# Written request
Reply with one number: how many lines contain the word "text".

>>>

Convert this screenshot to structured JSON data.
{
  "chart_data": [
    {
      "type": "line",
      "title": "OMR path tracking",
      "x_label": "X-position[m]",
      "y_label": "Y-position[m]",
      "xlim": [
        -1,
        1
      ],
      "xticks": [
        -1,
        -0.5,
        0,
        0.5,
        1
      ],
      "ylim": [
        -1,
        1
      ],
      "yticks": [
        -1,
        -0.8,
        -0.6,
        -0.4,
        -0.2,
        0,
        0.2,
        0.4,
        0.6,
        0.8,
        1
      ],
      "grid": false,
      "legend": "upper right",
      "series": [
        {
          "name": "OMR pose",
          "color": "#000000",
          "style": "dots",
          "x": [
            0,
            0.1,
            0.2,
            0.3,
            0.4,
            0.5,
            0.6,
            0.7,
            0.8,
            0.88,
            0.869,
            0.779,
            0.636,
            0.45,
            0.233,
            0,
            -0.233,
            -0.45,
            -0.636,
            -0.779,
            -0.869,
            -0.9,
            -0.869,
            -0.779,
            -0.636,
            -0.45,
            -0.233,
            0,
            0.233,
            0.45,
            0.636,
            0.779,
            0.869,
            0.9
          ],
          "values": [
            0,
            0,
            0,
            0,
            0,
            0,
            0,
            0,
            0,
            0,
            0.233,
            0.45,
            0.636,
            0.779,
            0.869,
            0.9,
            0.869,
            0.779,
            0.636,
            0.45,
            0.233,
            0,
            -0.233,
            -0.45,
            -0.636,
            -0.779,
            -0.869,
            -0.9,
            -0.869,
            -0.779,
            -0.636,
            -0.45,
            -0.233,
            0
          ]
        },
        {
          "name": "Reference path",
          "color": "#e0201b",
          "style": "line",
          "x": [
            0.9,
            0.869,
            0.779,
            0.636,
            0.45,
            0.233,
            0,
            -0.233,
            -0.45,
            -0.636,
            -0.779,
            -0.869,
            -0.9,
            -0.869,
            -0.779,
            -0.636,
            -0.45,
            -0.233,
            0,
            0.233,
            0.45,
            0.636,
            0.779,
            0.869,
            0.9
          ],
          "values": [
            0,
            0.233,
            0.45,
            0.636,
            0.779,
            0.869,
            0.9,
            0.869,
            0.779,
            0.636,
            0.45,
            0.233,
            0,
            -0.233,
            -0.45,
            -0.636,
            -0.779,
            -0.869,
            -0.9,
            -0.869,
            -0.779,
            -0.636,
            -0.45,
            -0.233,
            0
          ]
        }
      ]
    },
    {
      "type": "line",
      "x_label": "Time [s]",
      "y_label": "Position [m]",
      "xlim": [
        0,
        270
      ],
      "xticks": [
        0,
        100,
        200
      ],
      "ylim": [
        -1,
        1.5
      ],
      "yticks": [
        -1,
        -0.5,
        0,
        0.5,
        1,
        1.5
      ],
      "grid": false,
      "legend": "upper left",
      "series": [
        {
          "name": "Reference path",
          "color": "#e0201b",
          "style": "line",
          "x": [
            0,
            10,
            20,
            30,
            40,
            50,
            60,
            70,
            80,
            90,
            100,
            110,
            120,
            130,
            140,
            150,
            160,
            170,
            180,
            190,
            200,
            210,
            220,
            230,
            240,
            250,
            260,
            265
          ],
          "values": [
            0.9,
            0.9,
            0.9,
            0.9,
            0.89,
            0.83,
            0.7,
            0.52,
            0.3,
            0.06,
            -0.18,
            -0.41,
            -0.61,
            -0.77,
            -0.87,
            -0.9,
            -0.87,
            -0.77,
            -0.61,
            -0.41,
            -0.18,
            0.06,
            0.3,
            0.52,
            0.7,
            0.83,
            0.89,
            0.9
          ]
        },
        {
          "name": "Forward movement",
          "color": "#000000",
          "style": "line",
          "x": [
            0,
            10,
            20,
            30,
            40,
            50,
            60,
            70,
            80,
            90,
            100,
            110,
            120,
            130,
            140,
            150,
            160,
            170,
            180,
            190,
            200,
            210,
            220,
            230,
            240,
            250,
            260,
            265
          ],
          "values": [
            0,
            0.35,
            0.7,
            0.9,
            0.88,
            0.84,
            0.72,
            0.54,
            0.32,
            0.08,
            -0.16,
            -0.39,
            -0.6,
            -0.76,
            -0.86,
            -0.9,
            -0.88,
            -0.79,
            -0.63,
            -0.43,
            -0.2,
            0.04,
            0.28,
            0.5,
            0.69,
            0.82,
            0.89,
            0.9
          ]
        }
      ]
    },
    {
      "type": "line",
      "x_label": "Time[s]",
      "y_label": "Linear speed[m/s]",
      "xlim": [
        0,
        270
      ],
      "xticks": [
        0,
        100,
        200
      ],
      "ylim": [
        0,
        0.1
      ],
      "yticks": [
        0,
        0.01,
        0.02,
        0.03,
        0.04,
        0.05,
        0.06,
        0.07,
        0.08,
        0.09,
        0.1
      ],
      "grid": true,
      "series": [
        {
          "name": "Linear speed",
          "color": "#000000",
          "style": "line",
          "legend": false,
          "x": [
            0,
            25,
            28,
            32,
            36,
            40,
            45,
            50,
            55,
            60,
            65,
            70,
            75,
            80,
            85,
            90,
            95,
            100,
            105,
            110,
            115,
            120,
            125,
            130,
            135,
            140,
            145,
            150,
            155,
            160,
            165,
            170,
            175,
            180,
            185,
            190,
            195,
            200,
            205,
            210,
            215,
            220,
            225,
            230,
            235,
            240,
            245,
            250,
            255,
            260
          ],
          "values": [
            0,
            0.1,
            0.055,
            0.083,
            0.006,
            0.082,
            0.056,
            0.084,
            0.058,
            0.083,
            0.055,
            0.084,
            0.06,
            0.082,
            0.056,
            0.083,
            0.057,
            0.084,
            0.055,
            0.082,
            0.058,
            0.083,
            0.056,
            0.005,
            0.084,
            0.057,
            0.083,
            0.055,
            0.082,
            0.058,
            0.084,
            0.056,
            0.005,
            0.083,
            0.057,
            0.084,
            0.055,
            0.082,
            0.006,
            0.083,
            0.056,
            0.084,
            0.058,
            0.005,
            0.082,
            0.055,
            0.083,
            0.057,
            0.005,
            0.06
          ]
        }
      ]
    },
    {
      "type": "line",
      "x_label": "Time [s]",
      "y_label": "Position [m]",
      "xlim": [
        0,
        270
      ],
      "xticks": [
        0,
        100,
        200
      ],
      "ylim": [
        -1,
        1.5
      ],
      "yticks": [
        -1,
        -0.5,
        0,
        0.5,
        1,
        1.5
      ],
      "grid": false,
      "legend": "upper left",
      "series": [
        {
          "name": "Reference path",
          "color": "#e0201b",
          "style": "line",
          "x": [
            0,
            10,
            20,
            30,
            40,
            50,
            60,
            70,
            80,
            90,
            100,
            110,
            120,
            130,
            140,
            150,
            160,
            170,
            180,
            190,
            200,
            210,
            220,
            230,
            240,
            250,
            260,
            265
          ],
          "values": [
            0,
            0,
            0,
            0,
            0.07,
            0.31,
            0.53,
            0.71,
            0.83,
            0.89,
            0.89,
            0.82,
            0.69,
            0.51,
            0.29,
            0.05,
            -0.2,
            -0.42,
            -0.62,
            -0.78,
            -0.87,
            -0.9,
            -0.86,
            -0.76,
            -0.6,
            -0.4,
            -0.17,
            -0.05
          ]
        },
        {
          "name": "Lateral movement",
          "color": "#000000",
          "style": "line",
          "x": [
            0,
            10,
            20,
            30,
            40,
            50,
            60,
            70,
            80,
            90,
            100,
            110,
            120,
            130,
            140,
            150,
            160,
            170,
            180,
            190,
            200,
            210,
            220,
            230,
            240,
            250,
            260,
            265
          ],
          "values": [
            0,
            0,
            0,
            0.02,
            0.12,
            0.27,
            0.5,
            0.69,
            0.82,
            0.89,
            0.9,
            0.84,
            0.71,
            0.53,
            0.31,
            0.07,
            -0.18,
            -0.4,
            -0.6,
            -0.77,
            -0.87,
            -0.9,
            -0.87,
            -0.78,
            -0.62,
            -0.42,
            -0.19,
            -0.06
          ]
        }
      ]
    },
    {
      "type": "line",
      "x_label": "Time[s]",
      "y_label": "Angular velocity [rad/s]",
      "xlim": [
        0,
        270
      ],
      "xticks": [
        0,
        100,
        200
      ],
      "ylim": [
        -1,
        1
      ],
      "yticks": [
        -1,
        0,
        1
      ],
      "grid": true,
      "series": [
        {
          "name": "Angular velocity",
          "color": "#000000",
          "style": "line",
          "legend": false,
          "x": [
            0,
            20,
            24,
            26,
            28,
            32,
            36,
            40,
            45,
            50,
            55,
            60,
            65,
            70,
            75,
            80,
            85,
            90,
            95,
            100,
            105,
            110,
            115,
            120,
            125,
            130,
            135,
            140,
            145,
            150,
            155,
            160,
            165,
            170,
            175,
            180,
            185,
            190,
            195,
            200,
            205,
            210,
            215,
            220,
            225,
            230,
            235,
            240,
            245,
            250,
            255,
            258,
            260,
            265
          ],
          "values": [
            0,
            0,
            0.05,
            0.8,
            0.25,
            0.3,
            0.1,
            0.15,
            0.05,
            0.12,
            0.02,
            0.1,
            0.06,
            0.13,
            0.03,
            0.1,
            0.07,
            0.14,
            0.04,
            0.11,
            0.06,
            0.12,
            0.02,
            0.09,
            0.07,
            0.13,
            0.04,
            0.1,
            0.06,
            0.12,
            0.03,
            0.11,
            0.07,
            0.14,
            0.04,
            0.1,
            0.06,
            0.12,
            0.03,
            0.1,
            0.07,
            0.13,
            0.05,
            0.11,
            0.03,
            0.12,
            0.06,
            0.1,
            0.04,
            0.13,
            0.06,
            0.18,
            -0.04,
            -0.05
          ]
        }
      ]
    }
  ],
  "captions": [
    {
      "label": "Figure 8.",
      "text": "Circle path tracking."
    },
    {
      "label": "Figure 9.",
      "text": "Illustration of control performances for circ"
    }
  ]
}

<<<

# Final answer
2